━━━━━ STORED DATA ━━━━━

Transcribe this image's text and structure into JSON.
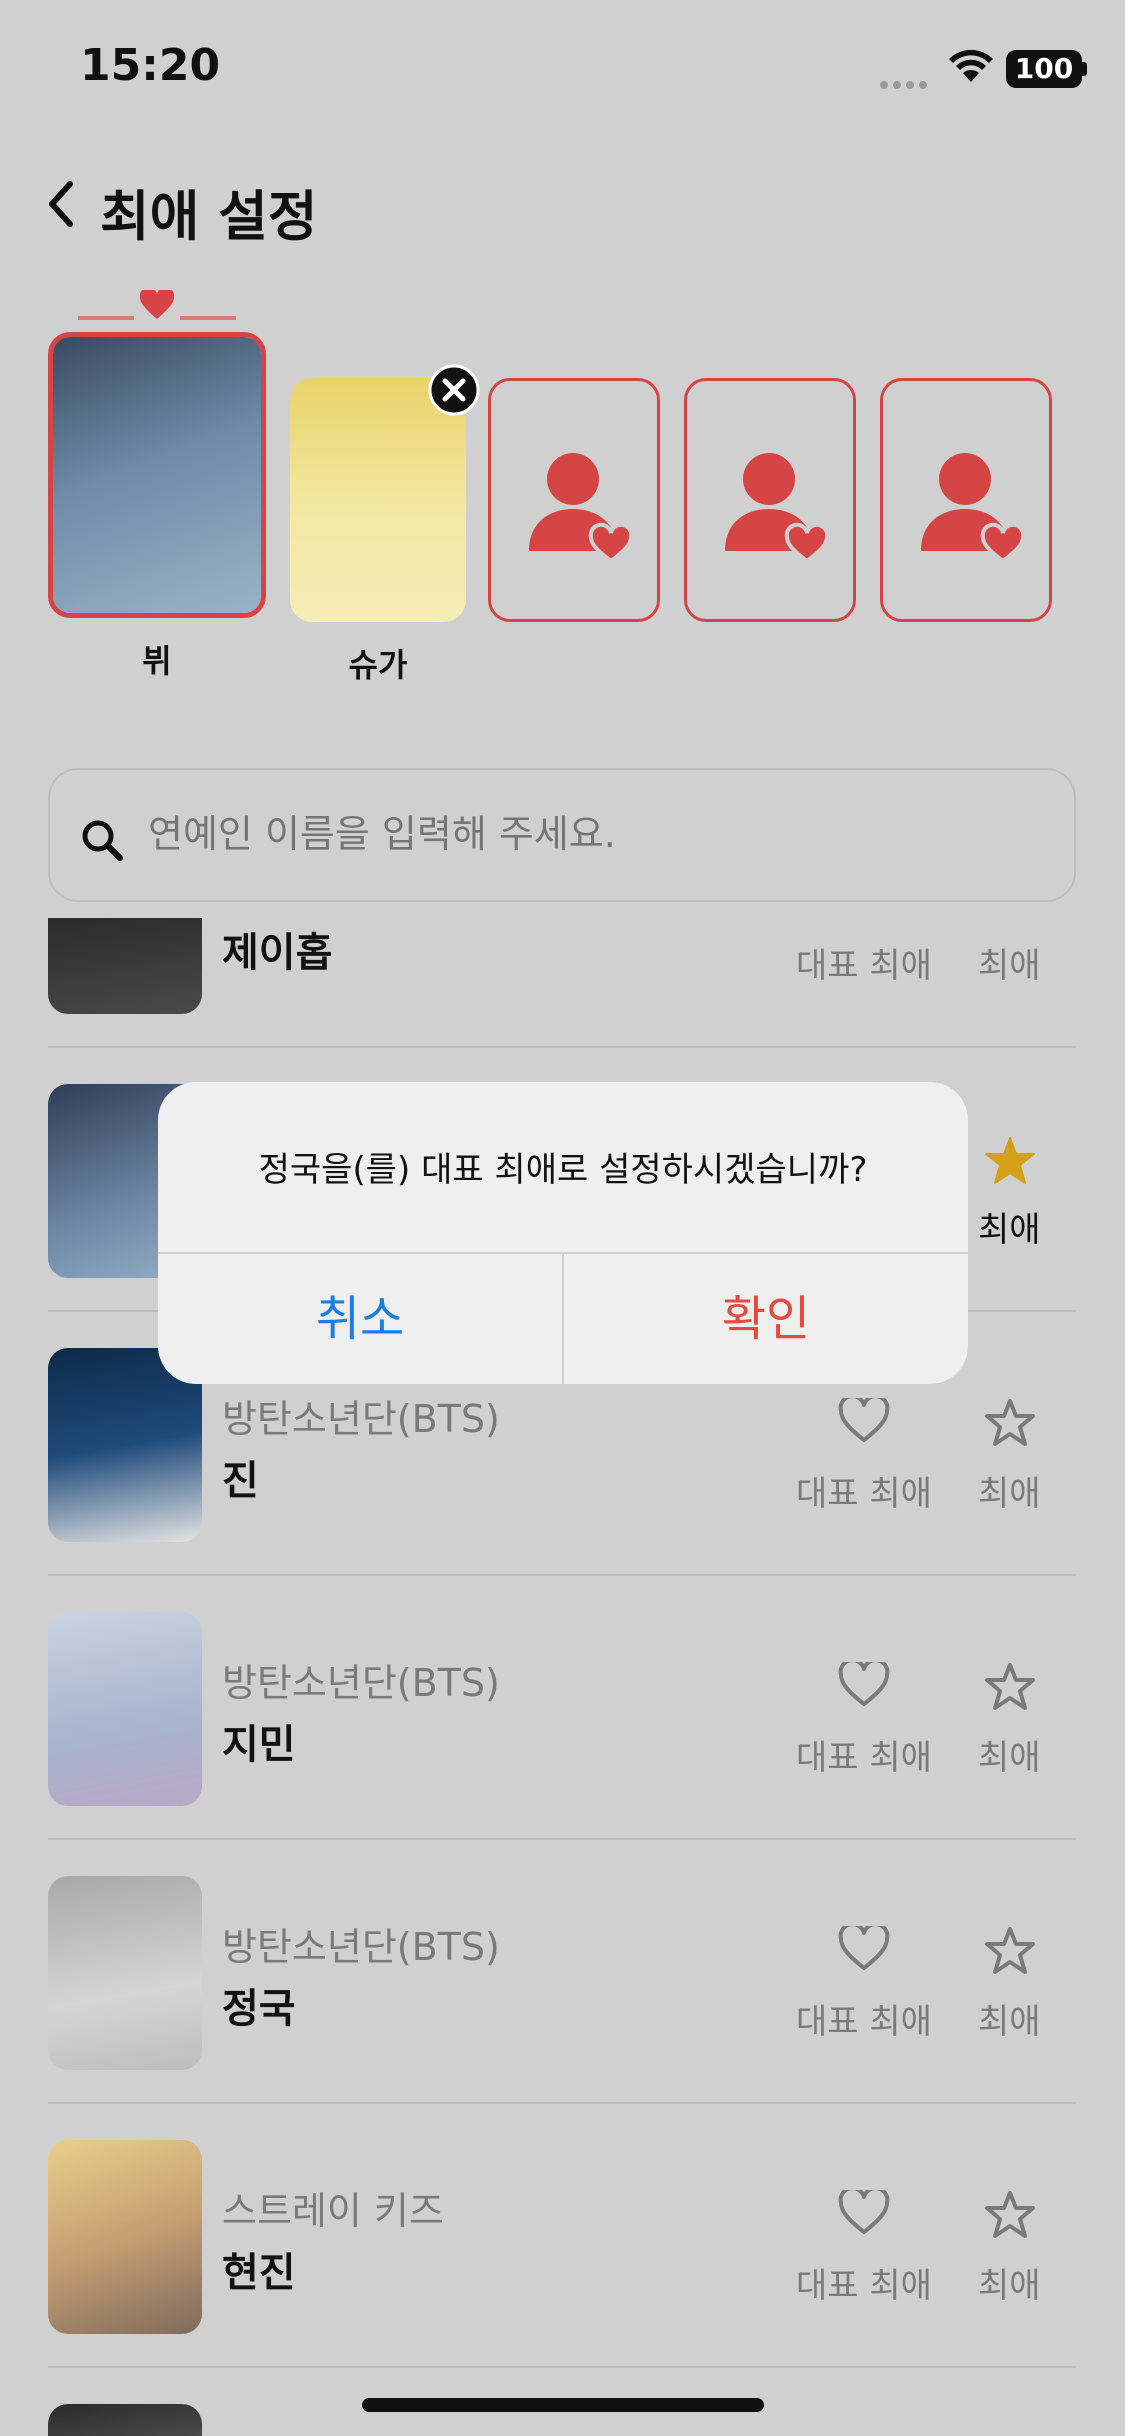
{
  "status": {
    "time": "15:20",
    "battery": "100"
  },
  "header": {
    "title": "최애 설정"
  },
  "bias_slots": [
    {
      "name": "뷔"
    },
    {
      "name": "슈가"
    }
  ],
  "search": {
    "placeholder": "연예인 이름을 입력해 주세요."
  },
  "list": [
    {
      "group": "",
      "name": "제이홉",
      "rep_label": "대표 최애",
      "fav_label": "최애"
    },
    {
      "group": "",
      "name": "",
      "rep_label": "",
      "fav_label": "최애"
    },
    {
      "group": "방탄소년단(BTS)",
      "name": "진",
      "rep_label": "대표 최애",
      "fav_label": "최애"
    },
    {
      "group": "방탄소년단(BTS)",
      "name": "지민",
      "rep_label": "대표 최애",
      "fav_label": "최애"
    },
    {
      "group": "방탄소년단(BTS)",
      "name": "정국",
      "rep_label": "대표 최애",
      "fav_label": "최애"
    },
    {
      "group": "스트레이 키즈",
      "name": "현진",
      "rep_label": "대표 최애",
      "fav_label": "최애"
    }
  ],
  "dialog": {
    "message": "정국을(를) 대표 최애로 설정하시겠습니까?",
    "cancel": "취소",
    "confirm": "확인"
  },
  "colors": {
    "accent": "#d64545",
    "cancel": "#1a7fe0",
    "confirm": "#e34b40",
    "star_active": "#d4a017"
  }
}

━━━━━

* TASK TO CARRY OUT: Transcribe each line above verbatim, with the pictures left out.

* ANSWER:
Transcribe this image's text and structure into JSON.
{
  "status": {
    "time": "15:20",
    "battery": "100"
  },
  "header": {
    "title": "최애 설정"
  },
  "bias_slots": [
    {
      "name": "뷔"
    },
    {
      "name": "슈가"
    }
  ],
  "search": {
    "placeholder": "연예인 이름을 입력해 주세요."
  },
  "list": [
    {
      "group": "",
      "name": "제이홉",
      "rep_label": "대표 최애",
      "fav_label": "최애"
    },
    {
      "group": "",
      "name": "",
      "rep_label": "",
      "fav_label": "최애"
    },
    {
      "group": "방탄소년단(BTS)",
      "name": "진",
      "rep_label": "대표 최애",
      "fav_label": "최애"
    },
    {
      "group": "방탄소년단(BTS)",
      "name": "지민",
      "rep_label": "대표 최애",
      "fav_label": "최애"
    },
    {
      "group": "방탄소년단(BTS)",
      "name": "정국",
      "rep_label": "대표 최애",
      "fav_label": "최애"
    },
    {
      "group": "스트레이 키즈",
      "name": "현진",
      "rep_label": "대표 최애",
      "fav_label": "최애"
    }
  ],
  "dialog": {
    "message": "정국을(를) 대표 최애로 설정하시겠습니까?",
    "cancel": "취소",
    "confirm": "확인"
  },
  "colors": {
    "accent": "#d64545",
    "cancel": "#1a7fe0",
    "confirm": "#e34b40",
    "star_active": "#d4a017"
  }
}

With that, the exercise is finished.